Give all the lines below again, exactly, with no pictures.
• • • •
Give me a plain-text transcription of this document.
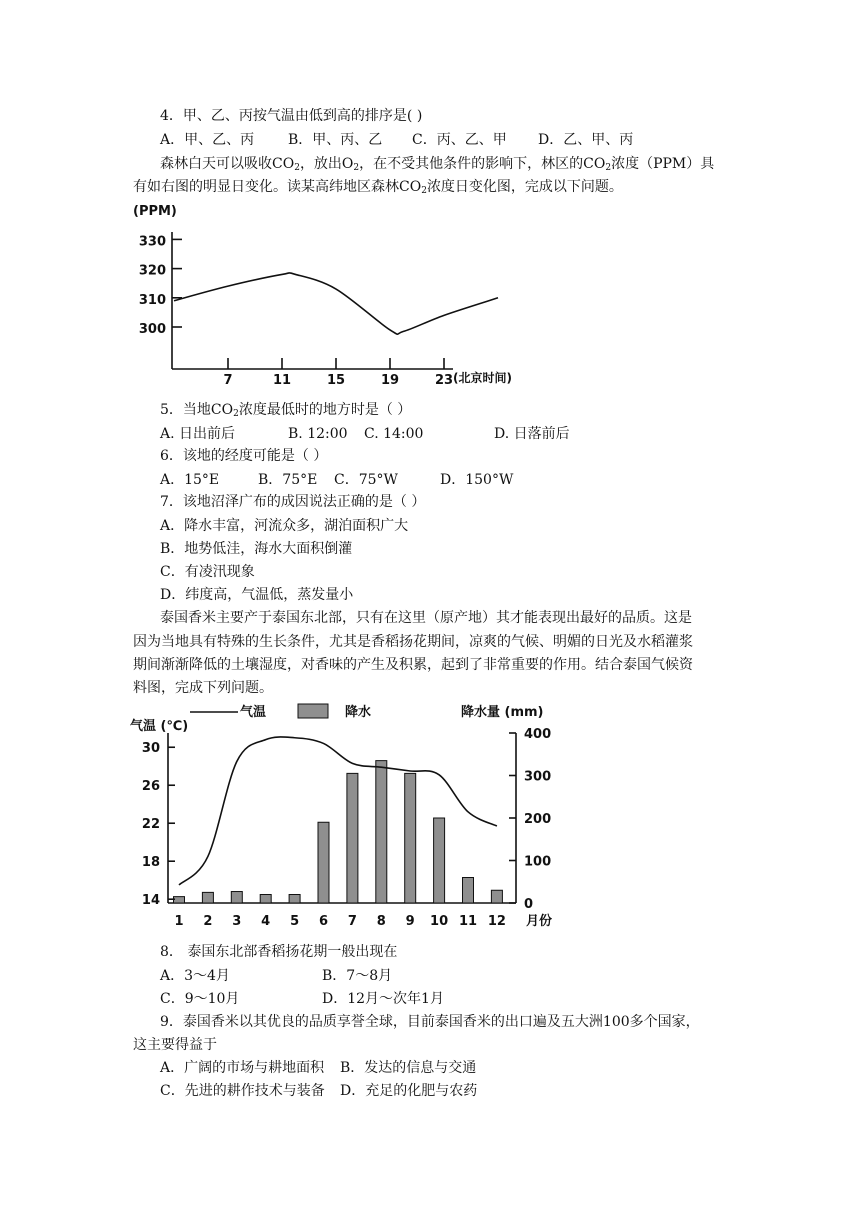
4．甲、乙、丙按气温由低到高的排序是( )
A．甲、乙、丙 B．甲、丙、乙 C．丙、乙、甲 D．乙、甲、丙
森林白天可以吸收$CO_2$，放出$O_2$，在不受其他条件的影响下，林区的$CO_2$浓度（PPM）具
有如右图的明显日变化。读某高纬地区森林$CO_2$浓度日变化图，完成以下问题。
(PPM)
(北京时间)
7	11	15	19	23
300
310
320
330
5．当地$CO_2$浓度最低时的地方时是（ ）
A. 日出前后	B. 12:00 C. 14:00	D. 日落前后
6．该地的经度可能是（ ）
A．15°E	B．75°E C．75°W	D．150°W
7．该地沼泽广布的成因说法正确的是（ ）
A．降水丰富，河流众多，湖泊面积广大
B．地势低洼，海水大面积倒灌
C．有凌汛现象
D．纬度高，气温低，蒸发量小
泰国香米主要产于泰国东北部，只有在这里（原产地）其才能表现出最好的品质。这是
因为当地具有特殊的生长条件，尤其是香稻扬花期间，凉爽的气候、明媚的日光及水稻灌浆
期间渐渐降低的土壤湿度，对香味的产生及积累，起到了非常重要的作用。结合泰国气候资
料图，完成下列问题。
气温	降水
气温 (℃)
降水量 (mm)
1 2 3 4 5 6 7 8 9 10 11 12
14
18
22
26
30
0
100
200
300
400
月份
8． 泰国东北部香稻扬花期一般出现在
A．3～4月	B．7～8月
C．9～10月	D．12月～次年1月
9．泰国香米以其优良的品质享誉全球，目前泰国香米的出口遍及五大洲100多个国家，
这主要得益于
A．广阔的市场与耕地面积 B．发达的信息与交通
C．先进的耕作技术与装备 D．充足的化肥与农药
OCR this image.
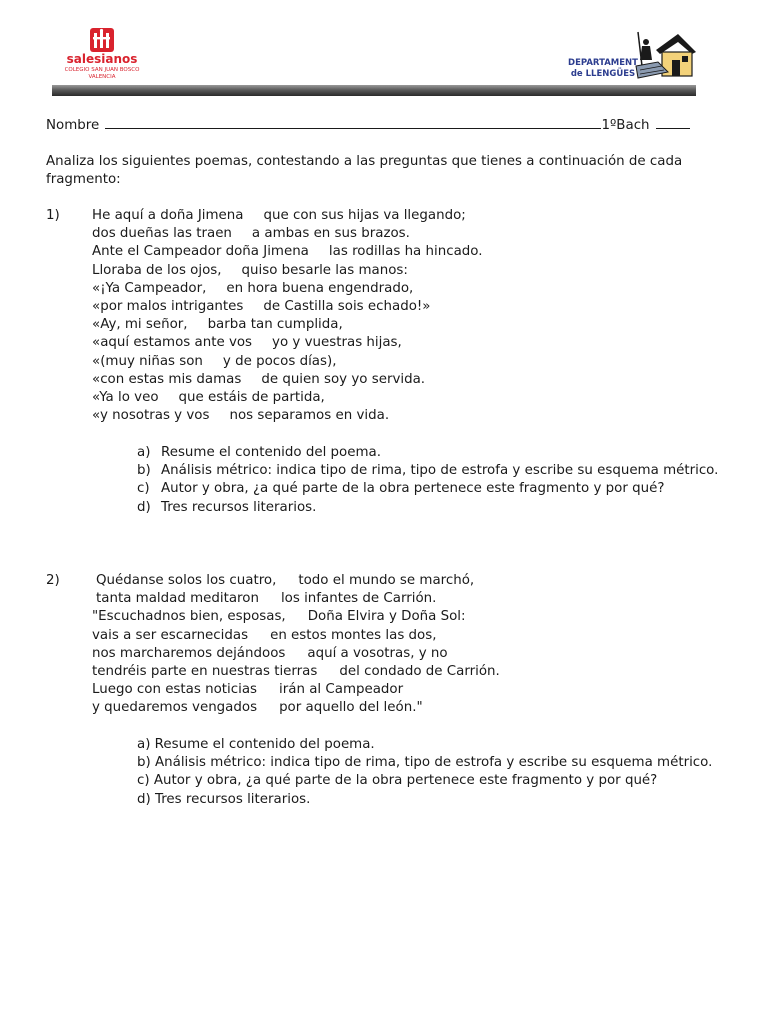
salesianos
COLEGIO SAN JUAN BOSCO
VALENCIA
DEPARTAMENT
de LLENGÜES
Nombre	1ºBach
Analiza los siguientes poemas, contestando a las preguntas que tienes a continuación de cada
fragmento:
1) He aquí a doña Jimena que con sus hijas va llegando;
dos dueñas las traen a ambas en sus brazos.
Ante el Campeador doña Jimena las rodillas ha hincado.
Lloraba de los ojos, quiso besarle las manos:
«¡Ya Campeador, en hora buena engendrado,
«por malos intrigantes de Castilla sois echado!»
«Ay, mi señor, barba tan cumplida,
«aquí estamos ante vos yo y vuestras hijas,
«(muy niñas son y de pocos días),
«con estas mis damas de quien soy yo servida.
«Ya lo veo que estáis de partida,
«y nosotras y vos nos separamos en vida.
a) Resume el contenido del poema.
b) Análisis métrico: indica tipo de rima, tipo de estrofa y escribe su esquema métrico.
c) Autor y obra, ¿a qué parte de la obra pertenece este fragmento y por qué?
d) Tres recursos literarios.
2)	Quédanse solos los cuatro, todo el mundo se marchó,
tanta maldad meditaron los infantes de Carrión.
"Escuchadnos bien, esposas, Doña Elvira y Doña Sol:
vais a ser escarnecidas en estos montes las dos,
nos marcharemos dejándoos aquí a vosotras, y no
tendréis parte en nuestras tierras del condado de Carrión.
Luego con estas noticias irán al Campeador
y quedaremos vengados por aquello del león."
a) Resume el contenido del poema.
b) Análisis métrico: indica tipo de rima, tipo de estrofa y escribe su esquema métrico.
c) Autor y obra, ¿a qué parte de la obra pertenece este fragmento y por qué?
d) Tres recursos literarios.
• • • •
▶ The result:
Give me a plain-text transcription of this document.
4．甲、乙、丙按气温由低到高的排序是( )
A．甲、乙、丙 B．甲、丙、乙 C．丙、乙、甲 D．乙、甲、丙
森林白天可以吸收$CO_2$，放出$O_2$，在不受其他条件的影响下，林区的$CO_2$浓度（PPM）具
有如右图的明显日变化。读某高纬地区森林$CO_2$浓度日变化图，完成以下问题。
(PPM)
(北京时间)
7	11	15	19	23
300
310
320
330
5．当地$CO_2$浓度最低时的地方时是（ ）
A. 日出前后	B. 12:00 C. 14:00	D. 日落前后
6．该地的经度可能是（ ）
A．15°E	B．75°E C．75°W	D．150°W
7．该地沼泽广布的成因说法正确的是（ ）
A．降水丰富，河流众多，湖泊面积广大
B．地势低洼，海水大面积倒灌
C．有凌汛现象
D．纬度高，气温低，蒸发量小
泰国香米主要产于泰国东北部，只有在这里（原产地）其才能表现出最好的品质。这是
因为当地具有特殊的生长条件，尤其是香稻扬花期间，凉爽的气候、明媚的日光及水稻灌浆
期间渐渐降低的土壤湿度，对香味的产生及积累，起到了非常重要的作用。结合泰国气候资
料图，完成下列问题。
气温	降水
气温 (℃)
降水量 (mm)
1 2 3 4 5 6 7 8 9 10 11 12
14
18
22
26
30
0
100
200
300
400
月份
8． 泰国东北部香稻扬花期一般出现在
A．3～4月	B．7～8月
C．9～10月	D．12月～次年1月
9．泰国香米以其优良的品质享誉全球，目前泰国香米的出口遍及五大洲100多个国家，
这主要得益于
A．广阔的市场与耕地面积 B．发达的信息与交通
C．先进的耕作技术与装备 D．充足的化肥与农药
OCR this image.
salesianos
COLEGIO SAN JUAN BOSCO
VALENCIA
DEPARTAMENT
de LLENGÜES
Nombre	1ºBach
Analiza los siguientes poemas, contestando a las preguntas que tienes a continuación de cada
fragmento:
1) He aquí a doña Jimena que con sus hijas va llegando;
dos dueñas las traen a ambas en sus brazos.
Ante el Campeador doña Jimena las rodillas ha hincado.
Lloraba de los ojos, quiso besarle las manos:
«¡Ya Campeador, en hora buena engendrado,
«por malos intrigantes de Castilla sois echado!»
«Ay, mi señor, barba tan cumplida,
«aquí estamos ante vos yo y vuestras hijas,
«(muy niñas son y de pocos días),
«con estas mis damas de quien soy yo servida.
«Ya lo veo que estáis de partida,
«y nosotras y vos nos separamos en vida.
a) Resume el contenido del poema.
b) Análisis métrico: indica tipo de rima, tipo de estrofa y escribe su esquema métrico.
c) Autor y obra, ¿a qué parte de la obra pertenece este fragmento y por qué?
d) Tres recursos literarios.
2)	Quédanse solos los cuatro, todo el mundo se marchó,
tanta maldad meditaron los infantes de Carrión.
"Escuchadnos bien, esposas, Doña Elvira y Doña Sol:
vais a ser escarnecidas en estos montes las dos,
nos marcharemos dejándoos aquí a vosotras, y no
tendréis parte en nuestras tierras del condado de Carrión.
Luego con estas noticias irán al Campeador
y quedaremos vengados por aquello del león."
a) Resume el contenido del poema.
b) Análisis métrico: indica tipo de rima, tipo de estrofa y escribe su esquema métrico.
c) Autor y obra, ¿a qué parte de la obra pertenece este fragmento y por qué?
d) Tres recursos literarios.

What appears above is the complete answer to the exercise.